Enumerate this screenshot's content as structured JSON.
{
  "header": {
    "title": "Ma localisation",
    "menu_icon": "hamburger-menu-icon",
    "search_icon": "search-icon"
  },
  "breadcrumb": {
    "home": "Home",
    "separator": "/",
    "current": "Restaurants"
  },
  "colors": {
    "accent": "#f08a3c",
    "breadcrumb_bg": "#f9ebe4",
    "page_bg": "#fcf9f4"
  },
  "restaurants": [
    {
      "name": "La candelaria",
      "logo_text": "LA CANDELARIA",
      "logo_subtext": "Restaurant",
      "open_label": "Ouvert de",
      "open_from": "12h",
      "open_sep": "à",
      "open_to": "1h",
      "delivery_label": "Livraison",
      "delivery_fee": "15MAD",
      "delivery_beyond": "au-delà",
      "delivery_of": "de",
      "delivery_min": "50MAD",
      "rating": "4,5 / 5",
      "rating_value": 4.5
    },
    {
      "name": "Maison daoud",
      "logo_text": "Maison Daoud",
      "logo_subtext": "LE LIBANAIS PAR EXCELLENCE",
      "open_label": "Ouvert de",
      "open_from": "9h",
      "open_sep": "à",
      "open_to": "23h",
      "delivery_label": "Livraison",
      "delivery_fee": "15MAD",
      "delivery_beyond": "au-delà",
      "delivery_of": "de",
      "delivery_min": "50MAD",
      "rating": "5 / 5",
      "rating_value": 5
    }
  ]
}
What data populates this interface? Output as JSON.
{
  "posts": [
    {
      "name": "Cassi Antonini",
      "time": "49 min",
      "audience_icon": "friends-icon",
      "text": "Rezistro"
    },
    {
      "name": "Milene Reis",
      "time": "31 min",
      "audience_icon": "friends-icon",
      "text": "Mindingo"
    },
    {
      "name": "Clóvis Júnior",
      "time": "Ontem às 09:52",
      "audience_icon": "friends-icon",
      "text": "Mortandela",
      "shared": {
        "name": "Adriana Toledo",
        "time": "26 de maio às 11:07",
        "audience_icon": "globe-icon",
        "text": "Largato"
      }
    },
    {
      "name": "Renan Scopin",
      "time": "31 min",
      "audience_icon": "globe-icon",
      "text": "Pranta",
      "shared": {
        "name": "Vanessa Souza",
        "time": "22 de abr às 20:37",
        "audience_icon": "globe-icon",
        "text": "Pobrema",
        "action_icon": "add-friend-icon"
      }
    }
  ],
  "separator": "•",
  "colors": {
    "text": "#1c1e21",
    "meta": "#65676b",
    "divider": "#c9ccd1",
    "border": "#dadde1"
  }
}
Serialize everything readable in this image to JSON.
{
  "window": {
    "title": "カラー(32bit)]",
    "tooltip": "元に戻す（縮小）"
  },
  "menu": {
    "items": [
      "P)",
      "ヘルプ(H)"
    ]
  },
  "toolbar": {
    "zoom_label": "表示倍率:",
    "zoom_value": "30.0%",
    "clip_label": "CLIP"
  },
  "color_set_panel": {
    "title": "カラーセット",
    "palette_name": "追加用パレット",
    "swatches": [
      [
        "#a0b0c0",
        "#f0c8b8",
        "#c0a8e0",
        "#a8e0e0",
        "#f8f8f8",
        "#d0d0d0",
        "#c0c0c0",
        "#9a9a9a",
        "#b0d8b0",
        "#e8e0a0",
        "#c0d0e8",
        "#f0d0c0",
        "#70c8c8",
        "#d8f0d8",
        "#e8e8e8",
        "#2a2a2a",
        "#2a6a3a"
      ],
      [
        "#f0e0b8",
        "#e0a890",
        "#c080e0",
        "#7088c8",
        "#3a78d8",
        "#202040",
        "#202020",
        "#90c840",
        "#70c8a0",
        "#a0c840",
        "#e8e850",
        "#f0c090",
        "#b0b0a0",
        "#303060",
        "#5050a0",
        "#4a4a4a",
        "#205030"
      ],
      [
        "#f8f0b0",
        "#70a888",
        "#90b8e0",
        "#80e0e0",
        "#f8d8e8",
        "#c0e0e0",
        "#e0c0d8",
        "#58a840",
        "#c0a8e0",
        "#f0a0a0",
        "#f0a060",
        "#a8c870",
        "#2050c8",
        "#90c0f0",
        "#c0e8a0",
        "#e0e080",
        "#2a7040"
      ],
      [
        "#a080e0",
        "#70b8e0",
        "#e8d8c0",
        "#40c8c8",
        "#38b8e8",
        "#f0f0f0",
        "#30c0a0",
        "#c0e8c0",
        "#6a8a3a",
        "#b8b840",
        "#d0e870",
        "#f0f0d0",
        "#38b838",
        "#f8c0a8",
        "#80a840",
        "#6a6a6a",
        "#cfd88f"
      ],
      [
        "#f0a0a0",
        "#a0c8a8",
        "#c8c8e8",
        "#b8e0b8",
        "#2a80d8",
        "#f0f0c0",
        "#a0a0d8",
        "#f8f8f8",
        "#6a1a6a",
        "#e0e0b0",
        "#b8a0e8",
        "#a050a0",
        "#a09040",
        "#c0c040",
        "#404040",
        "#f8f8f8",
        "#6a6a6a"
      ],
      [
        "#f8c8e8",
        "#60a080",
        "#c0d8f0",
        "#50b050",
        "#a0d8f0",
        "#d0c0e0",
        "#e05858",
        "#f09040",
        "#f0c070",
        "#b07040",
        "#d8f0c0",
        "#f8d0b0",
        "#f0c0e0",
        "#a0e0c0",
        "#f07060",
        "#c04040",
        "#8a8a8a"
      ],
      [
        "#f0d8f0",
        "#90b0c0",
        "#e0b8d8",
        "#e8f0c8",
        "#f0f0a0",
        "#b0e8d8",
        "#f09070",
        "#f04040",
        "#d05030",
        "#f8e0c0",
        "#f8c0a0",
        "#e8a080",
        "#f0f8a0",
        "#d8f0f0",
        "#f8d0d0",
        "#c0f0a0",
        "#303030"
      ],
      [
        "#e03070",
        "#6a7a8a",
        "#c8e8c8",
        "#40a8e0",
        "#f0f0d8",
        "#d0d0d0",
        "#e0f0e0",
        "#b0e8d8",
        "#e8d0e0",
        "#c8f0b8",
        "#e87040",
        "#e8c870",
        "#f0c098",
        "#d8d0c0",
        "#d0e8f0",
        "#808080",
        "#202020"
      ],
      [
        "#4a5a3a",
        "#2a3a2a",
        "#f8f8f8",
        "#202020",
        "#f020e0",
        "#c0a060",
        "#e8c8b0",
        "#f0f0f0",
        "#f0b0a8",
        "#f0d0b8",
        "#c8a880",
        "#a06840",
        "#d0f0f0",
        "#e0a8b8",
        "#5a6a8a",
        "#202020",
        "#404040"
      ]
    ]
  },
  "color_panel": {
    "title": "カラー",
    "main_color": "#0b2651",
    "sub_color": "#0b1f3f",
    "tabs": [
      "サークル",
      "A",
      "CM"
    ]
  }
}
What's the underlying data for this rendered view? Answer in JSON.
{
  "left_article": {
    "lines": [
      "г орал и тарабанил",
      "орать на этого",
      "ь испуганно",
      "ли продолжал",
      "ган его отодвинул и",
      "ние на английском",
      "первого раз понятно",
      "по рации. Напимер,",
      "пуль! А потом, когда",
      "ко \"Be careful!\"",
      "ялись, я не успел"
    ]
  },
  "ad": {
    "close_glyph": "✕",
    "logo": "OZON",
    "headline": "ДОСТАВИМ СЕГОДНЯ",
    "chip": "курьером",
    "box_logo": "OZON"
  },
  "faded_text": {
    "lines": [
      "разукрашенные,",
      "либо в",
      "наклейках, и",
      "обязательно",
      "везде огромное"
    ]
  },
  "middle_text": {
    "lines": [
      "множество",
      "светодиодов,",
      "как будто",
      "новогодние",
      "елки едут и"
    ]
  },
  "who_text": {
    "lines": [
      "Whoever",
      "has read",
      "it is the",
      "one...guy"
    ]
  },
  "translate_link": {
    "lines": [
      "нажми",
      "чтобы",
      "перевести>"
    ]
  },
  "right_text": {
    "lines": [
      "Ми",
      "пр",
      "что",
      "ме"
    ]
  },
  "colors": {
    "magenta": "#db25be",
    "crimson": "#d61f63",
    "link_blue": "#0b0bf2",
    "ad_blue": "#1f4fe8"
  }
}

▸ **GIVEN REQUEST**: Count the lines that hold the string "title" and state that number alone.

▸ **ANSWER TO THIS PROBLEM**: 4